- Exercise -
Quote the records below in full, exactly as given, with the images taken out.
-------- Given data --------
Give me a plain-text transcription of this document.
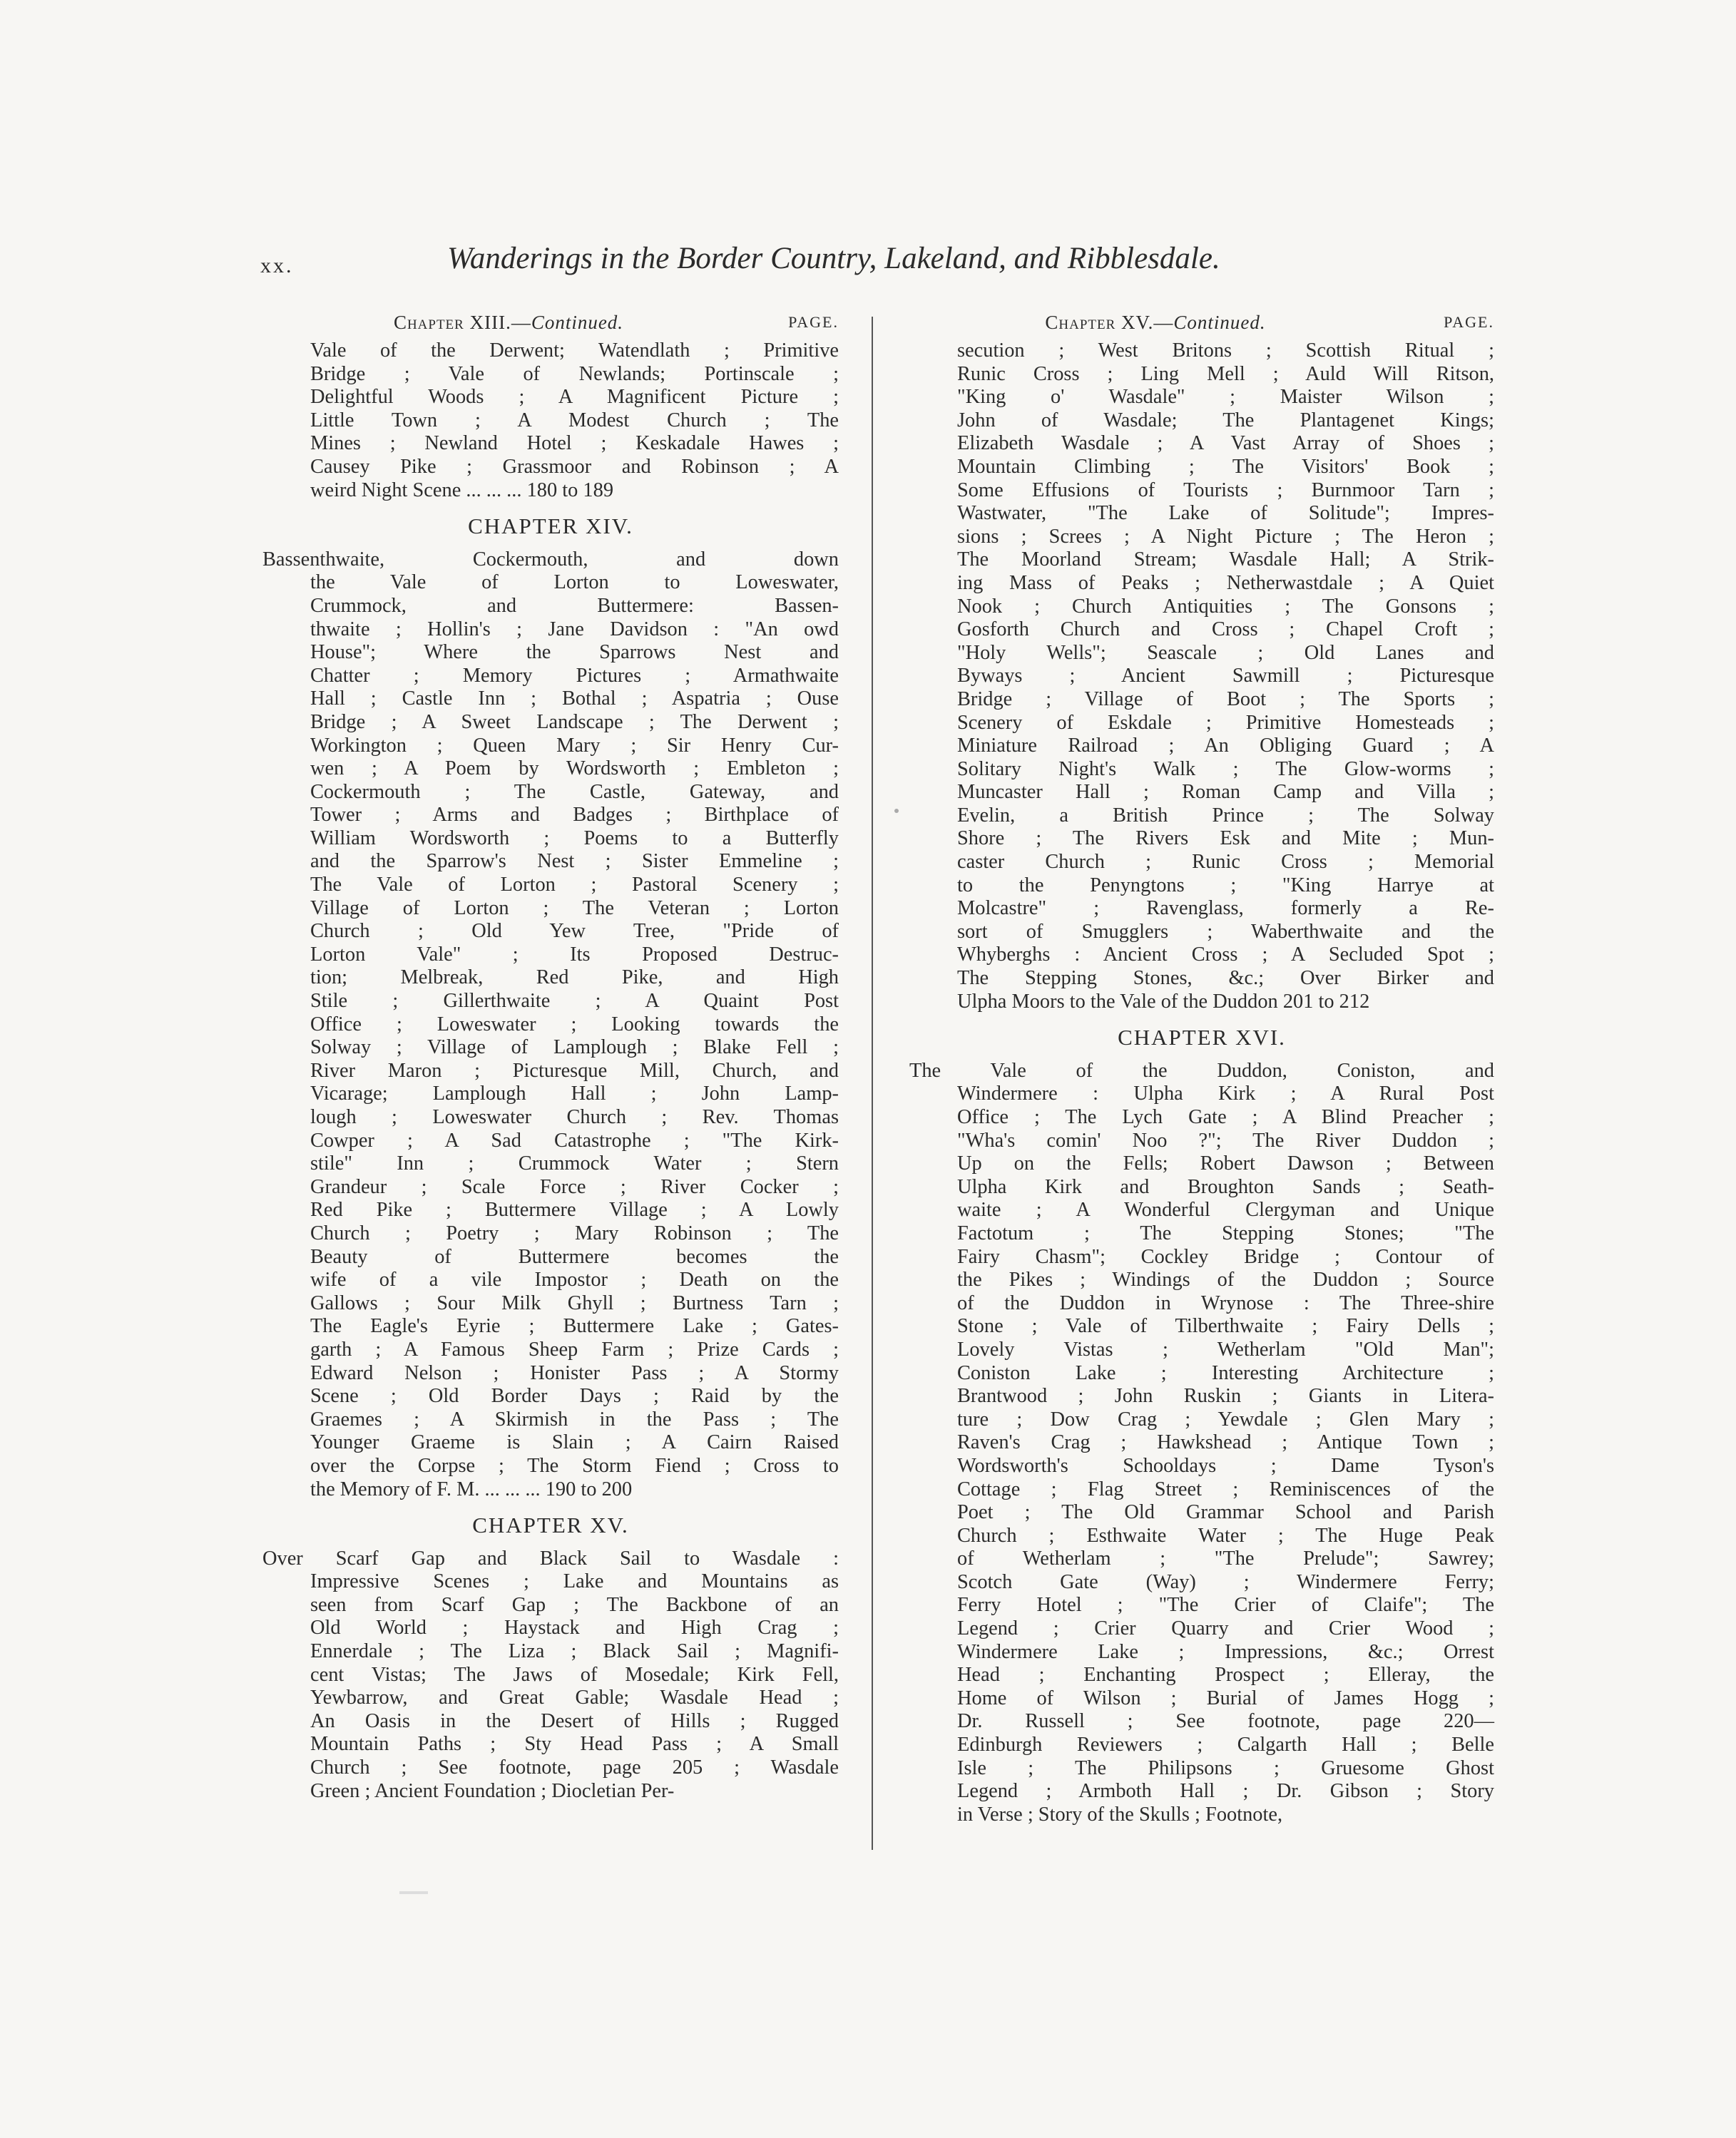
xx.	Wanderings in the Border Country, Lakeland, and Ribblesdale.
Chapter XIII.—Continued.	PAGE.
Vale of the Derwent; Watendlath ; Primitive
Bridge ; Vale of Newlands; Portinscale ;
Delightful Woods ; A Magnificent Picture ;
Little Town ; A Modest Church ; The
Mines ; Newland Hotel ; Keskadale Hawes ;
Causey Pike ; Grassmoor and Robinson ; A
weird Night Scene ... ... ... 180 to 189
CHAPTER XIV.
Bassenthwaite, Cockermouth, and down
the Vale of Lorton to Loweswater,
Crummock, and Buttermere: Bassen-
thwaite ; Hollin's ; Jane Davidson : "An owd
House"; Where the Sparrows Nest and
Chatter ; Memory Pictures ; Armathwaite
Hall ; Castle Inn ; Bothal ; Aspatria ; Ouse
Bridge ; A Sweet Landscape ; The Derwent ;
Workington ; Queen Mary ; Sir Henry Cur-
wen ; A Poem by Wordsworth ; Embleton ;
Cockermouth ; The Castle, Gateway, and
Tower ; Arms and Badges ; Birthplace of
William Wordsworth ; Poems to a Butterfly
and the Sparrow's Nest ; Sister Emmeline ;
The Vale of Lorton ; Pastoral Scenery ;
Village of Lorton ; The Veteran ; Lorton
Church ; Old Yew Tree, "Pride of
Lorton Vale" ; Its Proposed Destruc-
tion; Melbreak, Red Pike, and High
Stile ; Gillerthwaite ; A Quaint Post
Office ; Loweswater ; Looking towards the
Solway ; Village of Lamplough ; Blake Fell ;
River Maron ; Picturesque Mill, Church, and
Vicarage; Lamplough Hall ; John Lamp-
lough ; Loweswater Church ; Rev. Thomas
Cowper ; A Sad Catastrophe ; "The Kirk-
stile" Inn ; Crummock Water ; Stern
Grandeur ; Scale Force ; River Cocker ;
Red Pike ; Buttermere Village ; A Lowly
Church ; Poetry ; Mary Robinson ; The
Beauty of Buttermere becomes the
wife of a vile Impostor ; Death on the
Gallows ; Sour Milk Ghyll ; Burtness Tarn ;
The Eagle's Eyrie ; Buttermere Lake ; Gates-
garth ; A Famous Sheep Farm ; Prize Cards ;
Edward Nelson ; Honister Pass ; A Stormy
Scene ; Old Border Days ; Raid by the
Graemes ; A Skirmish in the Pass ; The
Younger Graeme is Slain ; A Cairn Raised
over the Corpse ; The Storm Fiend ; Cross to
the Memory of F. M. ... ... ... 190 to 200
CHAPTER XV.
Over Scarf Gap and Black Sail to Wasdale :
Impressive Scenes ; Lake and Mountains as
seen from Scarf Gap ; The Backbone of an
Old World ; Haystack and High Crag ;
Ennerdale ; The Liza ; Black Sail ; Magnifi-
cent Vistas; The Jaws of Mosedale; Kirk Fell,
Yewbarrow, and Great Gable; Wasdale Head ;
An Oasis in the Desert of Hills ; Rugged
Mountain Paths ; Sty Head Pass ; A Small
Church ; See footnote, page 205 ; Wasdale
Green ; Ancient Foundation ; Diocletian Per-
Chapter XV.—Continued.	PAGE.
secution ; West Britons ; Scottish Ritual ;
Runic Cross ; Ling Mell ; Auld Will Ritson,
"King o' Wasdale" ; Maister Wilson ;
John of Wasdale; The Plantagenet Kings;
Elizabeth Wasdale ; A Vast Array of Shoes ;
Mountain Climbing ; The Visitors' Book ;
Some Effusions of Tourists ; Burnmoor Tarn ;
Wastwater, "The Lake of Solitude"; Impres-
sions ; Screes ; A Night Picture ; The Heron ;
The Moorland Stream; Wasdale Hall; A Strik-
ing Mass of Peaks ; Netherwastdale ; A Quiet
Nook ; Church Antiquities ; The Gonsons ;
Gosforth Church and Cross ; Chapel Croft ;
"Holy Wells"; Seascale ; Old Lanes and
Byways ; Ancient Sawmill ; Picturesque
Bridge ; Village of Boot ; The Sports ;
Scenery of Eskdale ; Primitive Homesteads ;
Miniature Railroad ; An Obliging Guard ; A
Solitary Night's Walk ; The Glow-worms ;
Muncaster Hall ; Roman Camp and Villa ;
Evelin, a British Prince ; The Solway
Shore ; The Rivers Esk and Mite ; Mun-
caster Church ; Runic Cross ; Memorial
to the Penyngtons ; "King Harrye at
Molcastre" ; Ravenglass, formerly a Re-
sort of Smugglers ; Waberthwaite and the
Whyberghs : Ancient Cross ; A Secluded Spot ;
The Stepping Stones, &c.; Over Birker and
Ulpha Moors to the Vale of the Duddon 201 to 212
CHAPTER XVI.
The Vale of the Duddon, Coniston, and
Windermere : Ulpha Kirk ; A Rural Post
Office ; The Lych Gate ; A Blind Preacher ;
"Wha's comin' Noo ?"; The River Duddon ;
Up on the Fells; Robert Dawson ; Between
Ulpha Kirk and Broughton Sands ; Seath-
waite ; A Wonderful Clergyman and Unique
Factotum ; The Stepping Stones; "The
Fairy Chasm"; Cockley Bridge ; Contour of
the Pikes ; Windings of the Duddon ; Source
of the Duddon in Wrynose : The Three-shire
Stone ; Vale of Tilberthwaite ; Fairy Dells ;
Lovely Vistas ; Wetherlam "Old Man";
Coniston Lake ; Interesting Architecture ;
Brantwood ; John Ruskin ; Giants in Litera-
ture ; Dow Crag ; Yewdale ; Glen Mary ;
Raven's Crag ; Hawkshead ; Antique Town ;
Wordsworth's Schooldays ; Dame Tyson's
Cottage ; Flag Street ; Reminiscences of the
Poet ; The Old Grammar School and Parish
Church ; Esthwaite Water ; The Huge Peak
of Wetherlam ; "The Prelude"; Sawrey;
Scotch Gate (Way) ; Windermere Ferry;
Ferry Hotel ; "The Crier of Claife"; The
Legend ; Crier Quarry and Crier Wood ;
Windermere Lake ; Impressions, &c.; Orrest
Head ; Enchanting Prospect ; Elleray, the
Home of Wilson ; Burial of James Hogg ;
Dr. Russell ; See footnote, page 220—
Edinburgh Reviewers ; Calgarth Hall ; Belle
Isle ; The Philipsons ; Gruesome Ghost
Legend ; Armboth Hall ; Dr. Gibson ; Story
in Verse ; Story of the Skulls ; Footnote,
--------
- Result of the task -
Give me a plain-text transcription of this document.
xx.	Wanderings in the Border Country, Lakeland, and Ribblesdale.
Chapter XIII.—Continued.	PAGE.
Vale of the Derwent; Watendlath ; Primitive
Bridge ; Vale of Newlands; Portinscale ;
Delightful Woods ; A Magnificent Picture ;
Little Town ; A Modest Church ; The
Mines ; Newland Hotel ; Keskadale Hawes ;
Causey Pike ; Grassmoor and Robinson ; A
weird Night Scene ... ... ... 180 to 189
CHAPTER XIV.
Bassenthwaite, Cockermouth, and down
the Vale of Lorton to Loweswater,
Crummock, and Buttermere: Bassen-
thwaite ; Hollin's ; Jane Davidson : "An owd
House"; Where the Sparrows Nest and
Chatter ; Memory Pictures ; Armathwaite
Hall ; Castle Inn ; Bothal ; Aspatria ; Ouse
Bridge ; A Sweet Landscape ; The Derwent ;
Workington ; Queen Mary ; Sir Henry Cur-
wen ; A Poem by Wordsworth ; Embleton ;
Cockermouth ; The Castle, Gateway, and
Tower ; Arms and Badges ; Birthplace of
William Wordsworth ; Poems to a Butterfly
and the Sparrow's Nest ; Sister Emmeline ;
The Vale of Lorton ; Pastoral Scenery ;
Village of Lorton ; The Veteran ; Lorton
Church ; Old Yew Tree, "Pride of
Lorton Vale" ; Its Proposed Destruc-
tion; Melbreak, Red Pike, and High
Stile ; Gillerthwaite ; A Quaint Post
Office ; Loweswater ; Looking towards the
Solway ; Village of Lamplough ; Blake Fell ;
River Maron ; Picturesque Mill, Church, and
Vicarage; Lamplough Hall ; John Lamp-
lough ; Loweswater Church ; Rev. Thomas
Cowper ; A Sad Catastrophe ; "The Kirk-
stile" Inn ; Crummock Water ; Stern
Grandeur ; Scale Force ; River Cocker ;
Red Pike ; Buttermere Village ; A Lowly
Church ; Poetry ; Mary Robinson ; The
Beauty of Buttermere becomes the
wife of a vile Impostor ; Death on the
Gallows ; Sour Milk Ghyll ; Burtness Tarn ;
The Eagle's Eyrie ; Buttermere Lake ; Gates-
garth ; A Famous Sheep Farm ; Prize Cards ;
Edward Nelson ; Honister Pass ; A Stormy
Scene ; Old Border Days ; Raid by the
Graemes ; A Skirmish in the Pass ; The
Younger Graeme is Slain ; A Cairn Raised
over the Corpse ; The Storm Fiend ; Cross to
the Memory of F. M. ... ... ... 190 to 200
CHAPTER XV.
Over Scarf Gap and Black Sail to Wasdale :
Impressive Scenes ; Lake and Mountains as
seen from Scarf Gap ; The Backbone of an
Old World ; Haystack and High Crag ;
Ennerdale ; The Liza ; Black Sail ; Magnifi-
cent Vistas; The Jaws of Mosedale; Kirk Fell,
Yewbarrow, and Great Gable; Wasdale Head ;
An Oasis in the Desert of Hills ; Rugged
Mountain Paths ; Sty Head Pass ; A Small
Church ; See footnote, page 205 ; Wasdale
Green ; Ancient Foundation ; Diocletian Per-
Chapter XV.—Continued.	PAGE.
secution ; West Britons ; Scottish Ritual ;
Runic Cross ; Ling Mell ; Auld Will Ritson,
"King o' Wasdale" ; Maister Wilson ;
John of Wasdale; The Plantagenet Kings;
Elizabeth Wasdale ; A Vast Array of Shoes ;
Mountain Climbing ; The Visitors' Book ;
Some Effusions of Tourists ; Burnmoor Tarn ;
Wastwater, "The Lake of Solitude"; Impres-
sions ; Screes ; A Night Picture ; The Heron ;
The Moorland Stream; Wasdale Hall; A Strik-
ing Mass of Peaks ; Netherwastdale ; A Quiet
Nook ; Church Antiquities ; The Gonsons ;
Gosforth Church and Cross ; Chapel Croft ;
"Holy Wells"; Seascale ; Old Lanes and
Byways ; Ancient Sawmill ; Picturesque
Bridge ; Village of Boot ; The Sports ;
Scenery of Eskdale ; Primitive Homesteads ;
Miniature Railroad ; An Obliging Guard ; A
Solitary Night's Walk ; The Glow-worms ;
Muncaster Hall ; Roman Camp and Villa ;
Evelin, a British Prince ; The Solway
Shore ; The Rivers Esk and Mite ; Mun-
caster Church ; Runic Cross ; Memorial
to the Penyngtons ; "King Harrye at
Molcastre" ; Ravenglass, formerly a Re-
sort of Smugglers ; Waberthwaite and the
Whyberghs : Ancient Cross ; A Secluded Spot ;
The Stepping Stones, &c.; Over Birker and
Ulpha Moors to the Vale of the Duddon 201 to 212
CHAPTER XVI.
The Vale of the Duddon, Coniston, and
Windermere : Ulpha Kirk ; A Rural Post
Office ; The Lych Gate ; A Blind Preacher ;
"Wha's comin' Noo ?"; The River Duddon ;
Up on the Fells; Robert Dawson ; Between
Ulpha Kirk and Broughton Sands ; Seath-
waite ; A Wonderful Clergyman and Unique
Factotum ; The Stepping Stones; "The
Fairy Chasm"; Cockley Bridge ; Contour of
the Pikes ; Windings of the Duddon ; Source
of the Duddon in Wrynose : The Three-shire
Stone ; Vale of Tilberthwaite ; Fairy Dells ;
Lovely Vistas ; Wetherlam "Old Man";
Coniston Lake ; Interesting Architecture ;
Brantwood ; John Ruskin ; Giants in Litera-
ture ; Dow Crag ; Yewdale ; Glen Mary ;
Raven's Crag ; Hawkshead ; Antique Town ;
Wordsworth's Schooldays ; Dame Tyson's
Cottage ; Flag Street ; Reminiscences of the
Poet ; The Old Grammar School and Parish
Church ; Esthwaite Water ; The Huge Peak
of Wetherlam ; "The Prelude"; Sawrey;
Scotch Gate (Way) ; Windermere Ferry;
Ferry Hotel ; "The Crier of Claife"; The
Legend ; Crier Quarry and Crier Wood ;
Windermere Lake ; Impressions, &c.; Orrest
Head ; Enchanting Prospect ; Elleray, the
Home of Wilson ; Burial of James Hogg ;
Dr. Russell ; See footnote, page 220—
Edinburgh Reviewers ; Calgarth Hall ; Belle
Isle ; The Philipsons ; Gruesome Ghost
Legend ; Armboth Hall ; Dr. Gibson ; Story
in Verse ; Story of the Skulls ; Footnote,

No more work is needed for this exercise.